Each line of the listing that contains the word "异常增伤" is to be copied.
Begin
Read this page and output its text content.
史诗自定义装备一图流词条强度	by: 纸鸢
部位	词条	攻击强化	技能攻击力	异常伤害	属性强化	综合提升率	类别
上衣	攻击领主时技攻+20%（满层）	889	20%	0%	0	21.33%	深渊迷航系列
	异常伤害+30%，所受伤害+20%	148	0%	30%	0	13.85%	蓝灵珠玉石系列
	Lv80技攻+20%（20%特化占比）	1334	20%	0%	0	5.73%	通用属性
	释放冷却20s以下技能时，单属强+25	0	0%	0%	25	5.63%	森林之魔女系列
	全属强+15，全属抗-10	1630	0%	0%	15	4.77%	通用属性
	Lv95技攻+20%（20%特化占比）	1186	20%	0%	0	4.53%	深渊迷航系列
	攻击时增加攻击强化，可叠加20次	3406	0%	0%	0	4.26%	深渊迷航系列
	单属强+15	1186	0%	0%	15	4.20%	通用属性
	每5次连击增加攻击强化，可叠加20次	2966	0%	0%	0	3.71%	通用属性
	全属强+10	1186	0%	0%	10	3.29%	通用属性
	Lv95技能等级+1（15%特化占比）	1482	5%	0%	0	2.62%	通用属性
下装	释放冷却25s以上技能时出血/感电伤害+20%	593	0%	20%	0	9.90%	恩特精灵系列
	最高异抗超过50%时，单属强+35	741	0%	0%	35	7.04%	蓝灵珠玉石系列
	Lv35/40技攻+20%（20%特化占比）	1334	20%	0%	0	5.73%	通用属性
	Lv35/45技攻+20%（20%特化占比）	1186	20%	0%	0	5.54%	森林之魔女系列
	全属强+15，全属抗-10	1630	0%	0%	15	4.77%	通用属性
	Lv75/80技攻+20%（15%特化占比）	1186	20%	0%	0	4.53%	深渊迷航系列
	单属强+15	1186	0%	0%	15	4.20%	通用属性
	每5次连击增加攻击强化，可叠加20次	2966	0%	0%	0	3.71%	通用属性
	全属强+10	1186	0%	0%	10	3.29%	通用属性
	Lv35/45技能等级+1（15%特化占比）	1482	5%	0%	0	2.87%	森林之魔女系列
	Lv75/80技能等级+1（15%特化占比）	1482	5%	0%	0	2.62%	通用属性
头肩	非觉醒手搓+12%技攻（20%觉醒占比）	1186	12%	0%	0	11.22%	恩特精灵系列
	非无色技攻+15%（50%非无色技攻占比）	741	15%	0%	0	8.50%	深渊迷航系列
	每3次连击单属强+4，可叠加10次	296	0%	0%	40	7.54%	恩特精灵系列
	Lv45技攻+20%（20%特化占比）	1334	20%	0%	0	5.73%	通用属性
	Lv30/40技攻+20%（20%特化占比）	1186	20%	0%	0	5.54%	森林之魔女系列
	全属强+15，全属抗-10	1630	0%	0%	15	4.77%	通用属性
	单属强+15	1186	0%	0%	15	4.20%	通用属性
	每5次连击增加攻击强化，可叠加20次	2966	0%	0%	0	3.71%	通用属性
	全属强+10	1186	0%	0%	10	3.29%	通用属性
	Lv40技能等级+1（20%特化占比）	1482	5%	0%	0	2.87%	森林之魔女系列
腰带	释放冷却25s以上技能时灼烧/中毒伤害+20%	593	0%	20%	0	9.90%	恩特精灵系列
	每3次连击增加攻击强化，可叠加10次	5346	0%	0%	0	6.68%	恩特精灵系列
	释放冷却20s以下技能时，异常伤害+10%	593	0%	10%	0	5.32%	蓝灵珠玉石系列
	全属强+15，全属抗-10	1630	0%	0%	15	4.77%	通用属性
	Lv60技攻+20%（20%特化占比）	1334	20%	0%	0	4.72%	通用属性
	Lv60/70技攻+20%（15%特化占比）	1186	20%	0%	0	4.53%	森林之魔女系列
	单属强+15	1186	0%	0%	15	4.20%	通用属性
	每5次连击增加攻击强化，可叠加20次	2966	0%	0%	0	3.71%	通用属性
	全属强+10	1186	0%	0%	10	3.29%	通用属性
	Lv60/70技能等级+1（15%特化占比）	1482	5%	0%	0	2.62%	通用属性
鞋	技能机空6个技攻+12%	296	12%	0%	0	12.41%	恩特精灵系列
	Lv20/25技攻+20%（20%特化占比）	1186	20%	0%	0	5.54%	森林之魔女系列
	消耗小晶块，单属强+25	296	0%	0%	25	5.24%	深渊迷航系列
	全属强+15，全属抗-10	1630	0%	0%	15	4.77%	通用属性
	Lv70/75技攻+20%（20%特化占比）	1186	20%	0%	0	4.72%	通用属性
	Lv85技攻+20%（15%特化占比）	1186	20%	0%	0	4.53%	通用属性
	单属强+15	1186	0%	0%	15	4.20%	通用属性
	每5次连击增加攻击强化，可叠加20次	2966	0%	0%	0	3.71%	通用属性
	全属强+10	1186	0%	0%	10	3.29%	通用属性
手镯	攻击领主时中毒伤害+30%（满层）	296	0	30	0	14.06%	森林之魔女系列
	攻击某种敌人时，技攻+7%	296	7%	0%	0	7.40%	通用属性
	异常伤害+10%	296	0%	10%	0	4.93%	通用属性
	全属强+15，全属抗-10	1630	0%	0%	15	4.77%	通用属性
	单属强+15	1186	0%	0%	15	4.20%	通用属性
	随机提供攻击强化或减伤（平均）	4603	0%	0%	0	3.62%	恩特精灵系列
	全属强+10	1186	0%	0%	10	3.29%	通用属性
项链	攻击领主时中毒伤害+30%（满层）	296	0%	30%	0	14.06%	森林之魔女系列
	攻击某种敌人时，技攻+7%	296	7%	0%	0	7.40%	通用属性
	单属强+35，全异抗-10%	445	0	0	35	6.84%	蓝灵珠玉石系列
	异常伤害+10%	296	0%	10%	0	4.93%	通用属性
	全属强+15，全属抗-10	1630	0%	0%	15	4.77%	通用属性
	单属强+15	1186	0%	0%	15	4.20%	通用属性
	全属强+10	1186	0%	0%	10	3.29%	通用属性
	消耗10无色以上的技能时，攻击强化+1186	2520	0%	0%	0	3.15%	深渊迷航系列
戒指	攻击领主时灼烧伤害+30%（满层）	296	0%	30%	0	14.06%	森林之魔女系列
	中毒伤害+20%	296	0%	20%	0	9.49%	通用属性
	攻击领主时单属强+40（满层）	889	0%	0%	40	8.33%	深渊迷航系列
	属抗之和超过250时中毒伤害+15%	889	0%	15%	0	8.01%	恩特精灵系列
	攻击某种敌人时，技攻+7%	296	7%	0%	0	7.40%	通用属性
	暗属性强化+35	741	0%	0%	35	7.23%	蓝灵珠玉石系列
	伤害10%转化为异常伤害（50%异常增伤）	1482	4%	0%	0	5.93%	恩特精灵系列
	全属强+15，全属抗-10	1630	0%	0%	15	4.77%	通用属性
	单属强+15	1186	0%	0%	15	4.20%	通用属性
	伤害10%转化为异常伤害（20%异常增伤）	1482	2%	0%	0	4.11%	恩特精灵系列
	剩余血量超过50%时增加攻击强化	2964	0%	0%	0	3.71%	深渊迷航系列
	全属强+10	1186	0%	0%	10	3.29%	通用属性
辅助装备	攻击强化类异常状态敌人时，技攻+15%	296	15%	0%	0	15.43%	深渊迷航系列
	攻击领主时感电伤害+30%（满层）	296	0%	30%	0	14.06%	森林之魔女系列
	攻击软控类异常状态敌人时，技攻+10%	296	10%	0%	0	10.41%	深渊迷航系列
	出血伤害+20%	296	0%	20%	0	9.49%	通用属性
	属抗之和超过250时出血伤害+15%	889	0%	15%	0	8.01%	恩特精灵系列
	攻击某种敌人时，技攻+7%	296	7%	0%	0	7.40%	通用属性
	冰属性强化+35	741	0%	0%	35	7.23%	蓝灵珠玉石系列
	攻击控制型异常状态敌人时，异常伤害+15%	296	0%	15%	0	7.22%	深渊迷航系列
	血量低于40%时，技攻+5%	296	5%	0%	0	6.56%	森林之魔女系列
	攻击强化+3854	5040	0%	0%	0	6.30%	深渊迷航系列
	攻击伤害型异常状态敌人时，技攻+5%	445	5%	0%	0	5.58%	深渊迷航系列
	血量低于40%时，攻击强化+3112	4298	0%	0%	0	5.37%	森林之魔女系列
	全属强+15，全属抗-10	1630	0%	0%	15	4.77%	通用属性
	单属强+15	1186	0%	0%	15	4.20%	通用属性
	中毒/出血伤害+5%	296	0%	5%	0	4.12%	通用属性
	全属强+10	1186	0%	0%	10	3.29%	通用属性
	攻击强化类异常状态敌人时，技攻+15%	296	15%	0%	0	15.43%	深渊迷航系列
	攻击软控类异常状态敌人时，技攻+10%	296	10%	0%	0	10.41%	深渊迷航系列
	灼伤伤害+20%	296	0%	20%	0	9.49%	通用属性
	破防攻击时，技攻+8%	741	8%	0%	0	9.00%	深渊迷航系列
End
▸ **Answer to this problem**
	伤害10%转化为异常伤害（50%异常增伤）	1482	4%	0%	0	5.93%	恩特精灵系列
	伤害10%转化为异常伤害（20%异常增伤）	1482	2%	0%	0	4.11%	恩特精灵系列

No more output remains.